Start

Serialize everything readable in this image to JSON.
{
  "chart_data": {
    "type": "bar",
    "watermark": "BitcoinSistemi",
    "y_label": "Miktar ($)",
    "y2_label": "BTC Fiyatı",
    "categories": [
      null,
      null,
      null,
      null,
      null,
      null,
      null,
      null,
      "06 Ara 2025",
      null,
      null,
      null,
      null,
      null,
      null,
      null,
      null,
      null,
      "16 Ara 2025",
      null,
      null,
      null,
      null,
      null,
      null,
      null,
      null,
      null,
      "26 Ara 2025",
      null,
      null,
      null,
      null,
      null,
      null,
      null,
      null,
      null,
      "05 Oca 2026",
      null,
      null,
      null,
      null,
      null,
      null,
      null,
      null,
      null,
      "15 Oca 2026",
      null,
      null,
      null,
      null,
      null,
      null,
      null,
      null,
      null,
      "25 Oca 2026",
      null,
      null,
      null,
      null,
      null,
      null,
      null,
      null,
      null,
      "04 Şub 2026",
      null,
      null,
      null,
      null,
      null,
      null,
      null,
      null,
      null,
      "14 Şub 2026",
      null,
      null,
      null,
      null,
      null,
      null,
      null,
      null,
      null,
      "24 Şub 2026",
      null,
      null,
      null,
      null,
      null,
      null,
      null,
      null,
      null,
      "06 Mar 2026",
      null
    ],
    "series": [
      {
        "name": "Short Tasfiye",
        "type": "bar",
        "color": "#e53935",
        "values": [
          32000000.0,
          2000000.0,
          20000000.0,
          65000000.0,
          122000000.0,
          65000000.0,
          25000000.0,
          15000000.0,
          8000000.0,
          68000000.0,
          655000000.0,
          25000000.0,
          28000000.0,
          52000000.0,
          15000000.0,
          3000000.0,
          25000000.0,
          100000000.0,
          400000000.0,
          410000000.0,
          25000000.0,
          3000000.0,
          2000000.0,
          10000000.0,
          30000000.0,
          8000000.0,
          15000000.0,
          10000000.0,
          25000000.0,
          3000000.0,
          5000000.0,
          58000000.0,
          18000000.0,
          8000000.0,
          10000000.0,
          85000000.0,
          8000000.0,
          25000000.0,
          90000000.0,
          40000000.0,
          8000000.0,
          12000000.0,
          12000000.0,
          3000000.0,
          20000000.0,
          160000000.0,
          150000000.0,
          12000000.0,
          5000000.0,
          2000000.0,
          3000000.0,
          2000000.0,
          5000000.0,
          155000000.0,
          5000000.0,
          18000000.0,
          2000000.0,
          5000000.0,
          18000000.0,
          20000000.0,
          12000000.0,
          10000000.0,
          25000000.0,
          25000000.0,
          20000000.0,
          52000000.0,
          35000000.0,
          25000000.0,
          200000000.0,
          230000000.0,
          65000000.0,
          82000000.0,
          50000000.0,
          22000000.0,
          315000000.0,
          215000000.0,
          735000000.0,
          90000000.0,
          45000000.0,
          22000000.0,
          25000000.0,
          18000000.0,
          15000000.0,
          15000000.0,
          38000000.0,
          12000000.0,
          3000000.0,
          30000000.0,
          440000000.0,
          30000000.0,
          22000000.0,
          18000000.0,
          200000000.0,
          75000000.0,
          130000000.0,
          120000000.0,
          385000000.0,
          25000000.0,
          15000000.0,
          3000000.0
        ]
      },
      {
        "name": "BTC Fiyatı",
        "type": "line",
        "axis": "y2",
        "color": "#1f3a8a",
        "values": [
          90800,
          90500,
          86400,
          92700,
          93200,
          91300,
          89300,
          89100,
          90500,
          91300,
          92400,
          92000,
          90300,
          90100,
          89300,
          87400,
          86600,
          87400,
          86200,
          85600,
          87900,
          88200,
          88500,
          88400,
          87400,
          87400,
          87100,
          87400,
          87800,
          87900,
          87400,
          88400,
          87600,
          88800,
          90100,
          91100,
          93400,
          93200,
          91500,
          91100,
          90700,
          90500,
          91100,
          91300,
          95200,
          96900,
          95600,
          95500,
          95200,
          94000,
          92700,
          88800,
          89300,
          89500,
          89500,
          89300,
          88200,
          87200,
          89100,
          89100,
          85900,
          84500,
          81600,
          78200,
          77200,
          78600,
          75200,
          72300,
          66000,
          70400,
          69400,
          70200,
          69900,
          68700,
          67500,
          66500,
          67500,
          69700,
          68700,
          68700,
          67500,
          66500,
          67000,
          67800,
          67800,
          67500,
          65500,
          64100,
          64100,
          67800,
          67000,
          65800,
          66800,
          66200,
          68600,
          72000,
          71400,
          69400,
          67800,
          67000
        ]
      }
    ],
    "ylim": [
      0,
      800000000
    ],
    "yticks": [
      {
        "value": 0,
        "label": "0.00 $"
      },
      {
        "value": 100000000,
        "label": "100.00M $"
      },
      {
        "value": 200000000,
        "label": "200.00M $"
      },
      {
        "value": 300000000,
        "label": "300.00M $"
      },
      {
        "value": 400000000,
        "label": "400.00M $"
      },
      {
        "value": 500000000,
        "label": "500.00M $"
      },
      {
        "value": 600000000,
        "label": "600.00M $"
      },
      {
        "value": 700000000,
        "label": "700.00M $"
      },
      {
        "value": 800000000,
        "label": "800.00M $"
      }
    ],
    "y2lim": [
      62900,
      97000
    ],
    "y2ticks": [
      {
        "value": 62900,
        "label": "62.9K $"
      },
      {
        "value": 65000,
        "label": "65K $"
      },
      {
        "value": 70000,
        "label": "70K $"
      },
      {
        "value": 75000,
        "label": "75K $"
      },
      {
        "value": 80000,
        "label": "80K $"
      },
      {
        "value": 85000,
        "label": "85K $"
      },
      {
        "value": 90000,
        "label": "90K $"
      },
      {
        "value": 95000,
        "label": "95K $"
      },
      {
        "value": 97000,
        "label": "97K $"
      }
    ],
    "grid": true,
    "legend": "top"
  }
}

End

- Work to complete
Each line of the material above must be retyped precisely.

- Task output
Serialize everything readable in this image to JSON.
{
  "chart_data": {
    "type": "bar",
    "watermark": "BitcoinSistemi",
    "y_label": "Miktar ($)",
    "y2_label": "BTC Fiyatı",
    "categories": [
      null,
      null,
      null,
      null,
      null,
      null,
      null,
      null,
      "06 Ara 2025",
      null,
      null,
      null,
      null,
      null,
      null,
      null,
      null,
      null,
      "16 Ara 2025",
      null,
      null,
      null,
      null,
      null,
      null,
      null,
      null,
      null,
      "26 Ara 2025",
      null,
      null,
      null,
      null,
      null,
      null,
      null,
      null,
      null,
      "05 Oca 2026",
      null,
      null,
      null,
      null,
      null,
      null,
      null,
      null,
      null,
      "15 Oca 2026",
      null,
      null,
      null,
      null,
      null,
      null,
      null,
      null,
      null,
      "25 Oca 2026",
      null,
      null,
      null,
      null,
      null,
      null,
      null,
      null,
      null,
      "04 Şub 2026",
      null,
      null,
      null,
      null,
      null,
      null,
      null,
      null,
      null,
      "14 Şub 2026",
      null,
      null,
      null,
      null,
      null,
      null,
      null,
      null,
      null,
      "24 Şub 2026",
      null,
      null,
      null,
      null,
      null,
      null,
      null,
      null,
      null,
      "06 Mar 2026",
      null
    ],
    "series": [
      {
        "name": "Short Tasfiye",
        "type": "bar",
        "color": "#e53935",
        "values": [
          32000000.0,
          2000000.0,
          20000000.0,
          65000000.0,
          122000000.0,
          65000000.0,
          25000000.0,
          15000000.0,
          8000000.0,
          68000000.0,
          655000000.0,
          25000000.0,
          28000000.0,
          52000000.0,
          15000000.0,
          3000000.0,
          25000000.0,
          100000000.0,
          400000000.0,
          410000000.0,
          25000000.0,
          3000000.0,
          2000000.0,
          10000000.0,
          30000000.0,
          8000000.0,
          15000000.0,
          10000000.0,
          25000000.0,
          3000000.0,
          5000000.0,
          58000000.0,
          18000000.0,
          8000000.0,
          10000000.0,
          85000000.0,
          8000000.0,
          25000000.0,
          90000000.0,
          40000000.0,
          8000000.0,
          12000000.0,
          12000000.0,
          3000000.0,
          20000000.0,
          160000000.0,
          150000000.0,
          12000000.0,
          5000000.0,
          2000000.0,
          3000000.0,
          2000000.0,
          5000000.0,
          155000000.0,
          5000000.0,
          18000000.0,
          2000000.0,
          5000000.0,
          18000000.0,
          20000000.0,
          12000000.0,
          10000000.0,
          25000000.0,
          25000000.0,
          20000000.0,
          52000000.0,
          35000000.0,
          25000000.0,
          200000000.0,
          230000000.0,
          65000000.0,
          82000000.0,
          50000000.0,
          22000000.0,
          315000000.0,
          215000000.0,
          735000000.0,
          90000000.0,
          45000000.0,
          22000000.0,
          25000000.0,
          18000000.0,
          15000000.0,
          15000000.0,
          38000000.0,
          12000000.0,
          3000000.0,
          30000000.0,
          440000000.0,
          30000000.0,
          22000000.0,
          18000000.0,
          200000000.0,
          75000000.0,
          130000000.0,
          120000000.0,
          385000000.0,
          25000000.0,
          15000000.0,
          3000000.0
        ]
      },
      {
        "name": "BTC Fiyatı",
        "type": "line",
        "axis": "y2",
        "color": "#1f3a8a",
        "values": [
          90800,
          90500,
          86400,
          92700,
          93200,
          91300,
          89300,
          89100,
          90500,
          91300,
          92400,
          92000,
          90300,
          90100,
          89300,
          87400,
          86600,
          87400,
          86200,
          85600,
          87900,
          88200,
          88500,
          88400,
          87400,
          87400,
          87100,
          87400,
          87800,
          87900,
          87400,
          88400,
          87600,
          88800,
          90100,
          91100,
          93400,
          93200,
          91500,
          91100,
          90700,
          90500,
          91100,
          91300,
          95200,
          96900,
          95600,
          95500,
          95200,
          94000,
          92700,
          88800,
          89300,
          89500,
          89500,
          89300,
          88200,
          87200,
          89100,
          89100,
          85900,
          84500,
          81600,
          78200,
          77200,
          78600,
          75200,
          72300,
          66000,
          70400,
          69400,
          70200,
          69900,
          68700,
          67500,
          66500,
          67500,
          69700,
          68700,
          68700,
          67500,
          66500,
          67000,
          67800,
          67800,
          67500,
          65500,
          64100,
          64100,
          67800,
          67000,
          65800,
          66800,
          66200,
          68600,
          72000,
          71400,
          69400,
          67800,
          67000
        ]
      }
    ],
    "ylim": [
      0,
      800000000
    ],
    "yticks": [
      {
        "value": 0,
        "label": "0.00 $"
      },
      {
        "value": 100000000,
        "label": "100.00M $"
      },
      {
        "value": 200000000,
        "label": "200.00M $"
      },
      {
        "value": 300000000,
        "label": "300.00M $"
      },
      {
        "value": 400000000,
        "label": "400.00M $"
      },
      {
        "value": 500000000,
        "label": "500.00M $"
      },
      {
        "value": 600000000,
        "label": "600.00M $"
      },
      {
        "value": 700000000,
        "label": "700.00M $"
      },
      {
        "value": 800000000,
        "label": "800.00M $"
      }
    ],
    "y2lim": [
      62900,
      97000
    ],
    "y2ticks": [
      {
        "value": 62900,
        "label": "62.9K $"
      },
      {
        "value": 65000,
        "label": "65K $"
      },
      {
        "value": 70000,
        "label": "70K $"
      },
      {
        "value": 75000,
        "label": "75K $"
      },
      {
        "value": 80000,
        "label": "80K $"
      },
      {
        "value": 85000,
        "label": "85K $"
      },
      {
        "value": 90000,
        "label": "90K $"
      },
      {
        "value": 95000,
        "label": "95K $"
      },
      {
        "value": 97000,
        "label": "97K $"
      }
    ],
    "grid": true,
    "legend": "top"
  }
}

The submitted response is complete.